──────── Supplied information

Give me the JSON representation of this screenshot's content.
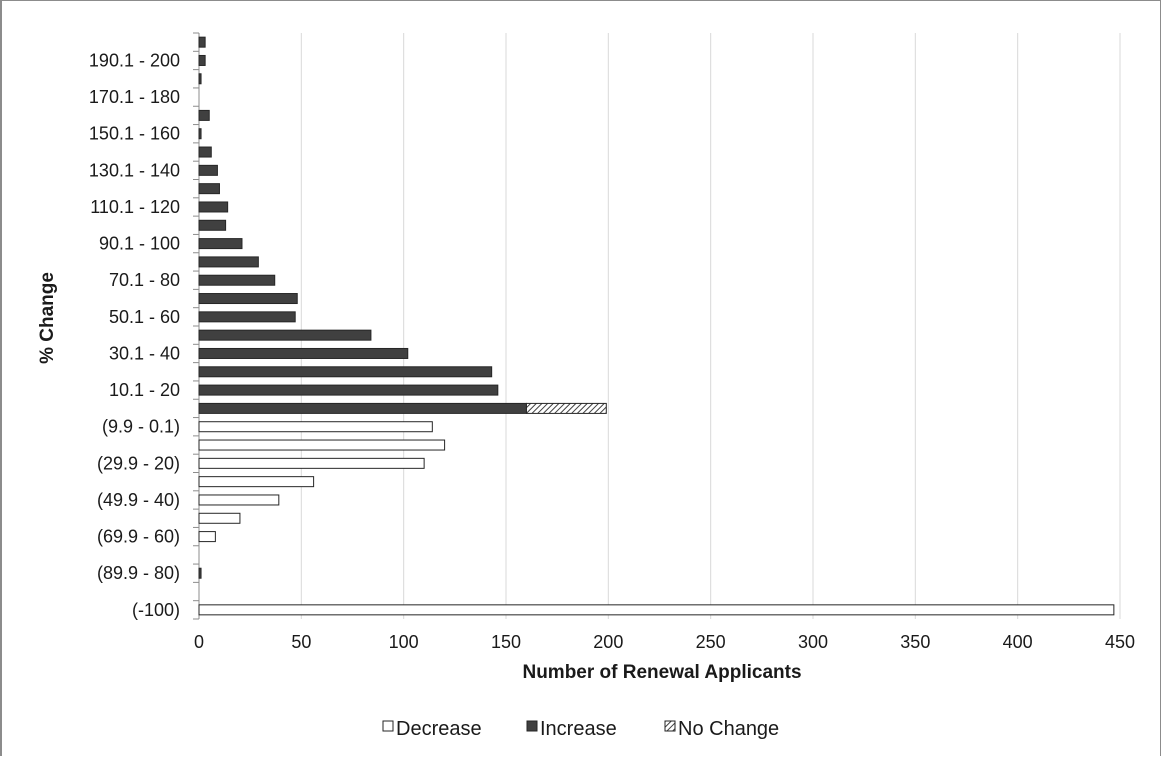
{
  "chart_data": {
    "type": "bar",
    "orientation": "horizontal",
    "stacked": true,
    "xlabel": "Number of Renewal Applicants",
    "ylabel": "% Change",
    "xlim": [
      0,
      450
    ],
    "x_ticks": [
      "0",
      "50",
      "100",
      "150",
      "200",
      "250",
      "300",
      "350",
      "400",
      "450"
    ],
    "grid": "vertical",
    "legend_position": "bottom",
    "categories": [
      "(-100)",
      "",
      "(89.9 - 80)",
      "",
      "(69.9 - 60)",
      "",
      "(49.9 - 40)",
      "",
      "(29.9 - 20)",
      "",
      "(9.9 - 0.1)",
      "",
      "10.1 - 20",
      "",
      "30.1 - 40",
      "",
      "50.1 - 60",
      "",
      "70.1 - 80",
      "",
      "90.1 - 100",
      "",
      "110.1 - 120",
      "",
      "130.1 - 140",
      "",
      "150.1 - 160",
      "",
      "170.1 - 180",
      "",
      "190.1 - 200",
      ""
    ],
    "series": [
      {
        "name": "Decrease",
        "color": "#ffffff",
        "values": [
          447,
          0,
          0,
          0,
          8,
          20,
          39,
          56,
          110,
          120,
          114,
          0,
          0,
          0,
          0,
          0,
          0,
          0,
          0,
          0,
          0,
          0,
          0,
          0,
          0,
          0,
          0,
          0,
          0,
          0,
          0,
          0
        ]
      },
      {
        "name": "Increase",
        "color": "#404040",
        "values": [
          0,
          0,
          1,
          0,
          0,
          0,
          0,
          0,
          0,
          0,
          0,
          160,
          146,
          143,
          102,
          84,
          47,
          48,
          37,
          29,
          21,
          13,
          14,
          10,
          9,
          6,
          1,
          5,
          0,
          1,
          3,
          3
        ]
      },
      {
        "name": "No Change",
        "color": "hatched",
        "values": [
          0,
          0,
          0,
          0,
          0,
          0,
          0,
          0,
          0,
          0,
          0,
          39,
          0,
          0,
          0,
          0,
          0,
          0,
          0,
          0,
          0,
          0,
          0,
          0,
          0,
          0,
          0,
          0,
          0,
          0,
          0,
          0
        ]
      }
    ]
  }
}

────────────────

Required work: Search the entries for the word "color" and gather every line where it appears.

Task result:
        "color": "#ffffff",
        "color": "#404040",
        "color": "hatched",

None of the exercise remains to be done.